What to work on:
Quote the whole listing verbatim.

# # # # # # #

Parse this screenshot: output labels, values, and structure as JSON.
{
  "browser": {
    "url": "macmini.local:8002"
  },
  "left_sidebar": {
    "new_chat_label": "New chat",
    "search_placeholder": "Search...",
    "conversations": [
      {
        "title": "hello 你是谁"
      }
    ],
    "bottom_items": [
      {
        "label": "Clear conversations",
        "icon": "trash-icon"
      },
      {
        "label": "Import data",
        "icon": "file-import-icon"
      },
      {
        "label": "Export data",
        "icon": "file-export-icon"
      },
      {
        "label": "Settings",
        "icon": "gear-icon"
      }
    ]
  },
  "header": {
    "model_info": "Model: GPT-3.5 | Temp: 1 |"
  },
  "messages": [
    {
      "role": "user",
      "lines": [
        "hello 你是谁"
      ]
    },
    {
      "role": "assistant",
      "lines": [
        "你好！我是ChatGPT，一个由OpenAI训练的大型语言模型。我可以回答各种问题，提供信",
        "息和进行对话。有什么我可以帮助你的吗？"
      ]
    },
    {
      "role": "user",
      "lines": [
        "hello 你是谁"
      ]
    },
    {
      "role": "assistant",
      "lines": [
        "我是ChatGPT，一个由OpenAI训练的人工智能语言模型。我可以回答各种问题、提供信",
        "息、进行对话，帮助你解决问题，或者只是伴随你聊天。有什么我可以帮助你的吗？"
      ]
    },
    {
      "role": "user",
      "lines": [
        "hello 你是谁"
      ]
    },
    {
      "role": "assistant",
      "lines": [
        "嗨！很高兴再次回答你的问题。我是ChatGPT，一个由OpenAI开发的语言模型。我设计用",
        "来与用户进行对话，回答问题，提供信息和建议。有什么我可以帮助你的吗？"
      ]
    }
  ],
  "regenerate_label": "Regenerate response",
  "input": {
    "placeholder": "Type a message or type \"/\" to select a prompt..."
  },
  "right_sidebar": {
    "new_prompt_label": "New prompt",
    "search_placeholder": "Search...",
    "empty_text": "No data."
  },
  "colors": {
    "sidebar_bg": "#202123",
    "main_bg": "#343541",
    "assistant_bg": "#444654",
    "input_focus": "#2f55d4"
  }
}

# # # # # # #

Worked solution:
Parse this screenshot: output labels, values, and structure as JSON.
{
  "browser": {
    "url": "macmini.local:8002"
  },
  "left_sidebar": {
    "new_chat_label": "New chat",
    "search_placeholder": "Search...",
    "conversations": [
      {
        "title": "hello 你是谁"
      }
    ],
    "bottom_items": [
      {
        "label": "Clear conversations",
        "icon": "trash-icon"
      },
      {
        "label": "Import data",
        "icon": "file-import-icon"
      },
      {
        "label": "Export data",
        "icon": "file-export-icon"
      },
      {
        "label": "Settings",
        "icon": "gear-icon"
      }
    ]
  },
  "header": {
    "model_info": "Model: GPT-3.5 | Temp: 1 |"
  },
  "messages": [
    {
      "role": "user",
      "lines": [
        "hello 你是谁"
      ]
    },
    {
      "role": "assistant",
      "lines": [
        "你好！我是ChatGPT，一个由OpenAI训练的大型语言模型。我可以回答各种问题，提供信",
        "息和进行对话。有什么我可以帮助你的吗？"
      ]
    },
    {
      "role": "user",
      "lines": [
        "hello 你是谁"
      ]
    },
    {
      "role": "assistant",
      "lines": [
        "我是ChatGPT，一个由OpenAI训练的人工智能语言模型。我可以回答各种问题、提供信",
        "息、进行对话，帮助你解决问题，或者只是伴随你聊天。有什么我可以帮助你的吗？"
      ]
    },
    {
      "role": "user",
      "lines": [
        "hello 你是谁"
      ]
    },
    {
      "role": "assistant",
      "lines": [
        "嗨！很高兴再次回答你的问题。我是ChatGPT，一个由OpenAI开发的语言模型。我设计用",
        "来与用户进行对话，回答问题，提供信息和建议。有什么我可以帮助你的吗？"
      ]
    }
  ],
  "regenerate_label": "Regenerate response",
  "input": {
    "placeholder": "Type a message or type \"/\" to select a prompt..."
  },
  "right_sidebar": {
    "new_prompt_label": "New prompt",
    "search_placeholder": "Search...",
    "empty_text": "No data."
  },
  "colors": {
    "sidebar_bg": "#202123",
    "main_bg": "#343541",
    "assistant_bg": "#444654",
    "input_focus": "#2f55d4"
  }
}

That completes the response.